## Problem
Pictures do not belong in your copy. Repeat all the other data exactly.
+ + + +
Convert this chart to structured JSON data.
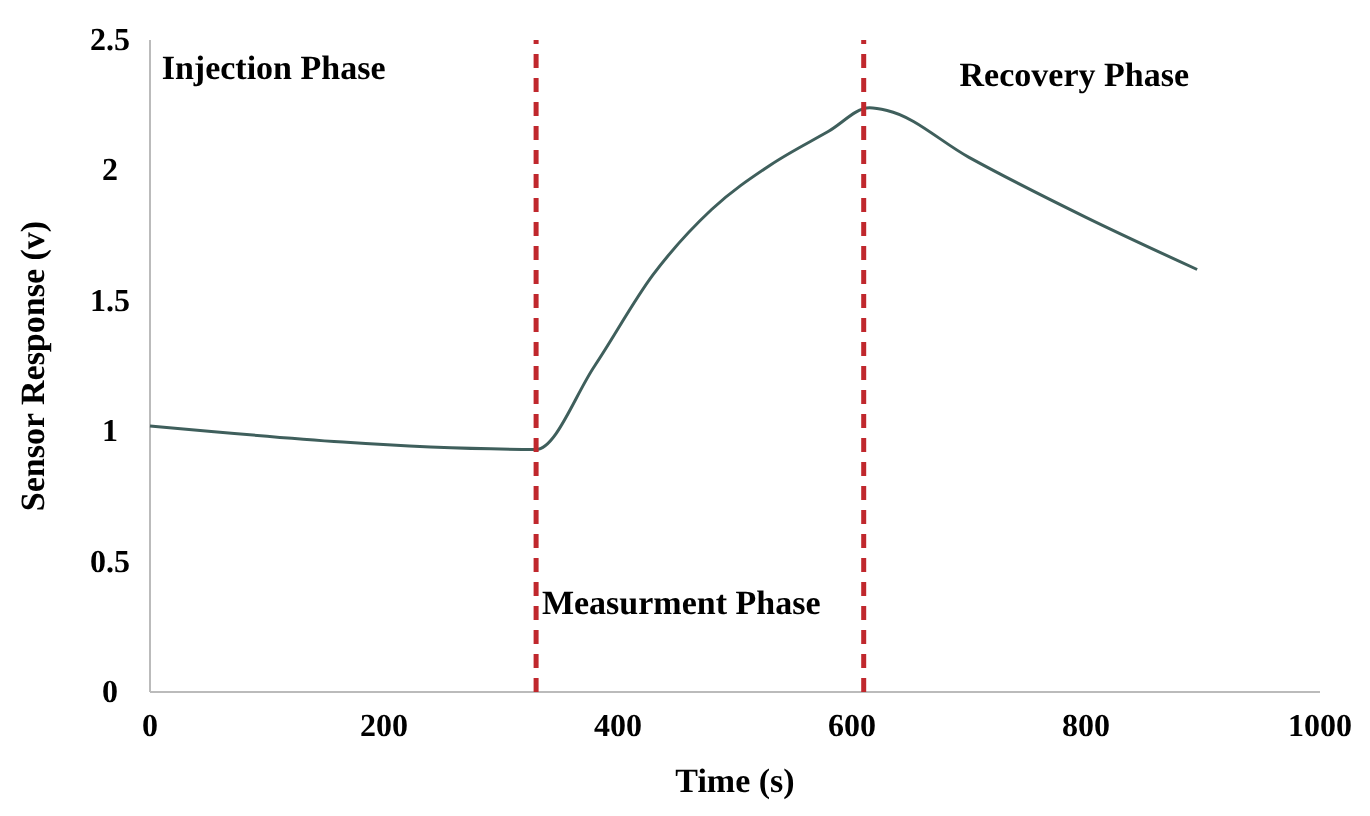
{
  "chart_data": {
    "type": "line",
    "xlabel": "Time (s)",
    "ylabel": "Sensor Response (v)",
    "x": [
      0,
      330,
      380,
      430,
      480,
      530,
      580,
      615,
      630,
      700,
      800,
      895
    ],
    "series": [
      {
        "color": "#3f5f5c",
        "values": [
          1.02,
          0.93,
          1.25,
          1.6,
          1.85,
          2.02,
          2.15,
          2.24,
          2.23,
          2.05,
          1.82,
          1.62
        ]
      }
    ],
    "xlim": [
      0,
      1000
    ],
    "xticks": [
      0,
      200,
      400,
      600,
      800,
      1000
    ],
    "ylim": [
      0,
      2.5
    ],
    "yticks": [
      0,
      0.5,
      1,
      1.5,
      2,
      2.5
    ],
    "ref_lines": [
      {
        "axis": "x",
        "value": 330,
        "color": "#c0282d",
        "line_style": "dashed"
      },
      {
        "axis": "x",
        "value": 610,
        "color": "#c0282d",
        "line_style": "dashed"
      }
    ],
    "annotations": [
      "Injection Phase",
      "Measurment Phase",
      "Recovery Phase"
    ],
    "grid": false,
    "marker": "none",
    "line_style": "solid"
  }
}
+ + + +
## Solution to the exercise
Convert this chart to structured JSON data.
{
  "chart_data": {
    "type": "line",
    "xlabel": "Time (s)",
    "ylabel": "Sensor Response (v)",
    "x": [
      0,
      330,
      380,
      430,
      480,
      530,
      580,
      615,
      630,
      700,
      800,
      895
    ],
    "series": [
      {
        "color": "#3f5f5c",
        "values": [
          1.02,
          0.93,
          1.25,
          1.6,
          1.85,
          2.02,
          2.15,
          2.24,
          2.23,
          2.05,
          1.82,
          1.62
        ]
      }
    ],
    "xlim": [
      0,
      1000
    ],
    "xticks": [
      0,
      200,
      400,
      600,
      800,
      1000
    ],
    "ylim": [
      0,
      2.5
    ],
    "yticks": [
      0,
      0.5,
      1,
      1.5,
      2,
      2.5
    ],
    "ref_lines": [
      {
        "axis": "x",
        "value": 330,
        "color": "#c0282d",
        "line_style": "dashed"
      },
      {
        "axis": "x",
        "value": 610,
        "color": "#c0282d",
        "line_style": "dashed"
      }
    ],
    "annotations": [
      "Injection Phase",
      "Measurment Phase",
      "Recovery Phase"
    ],
    "grid": false,
    "marker": "none",
    "line_style": "solid"
  }
}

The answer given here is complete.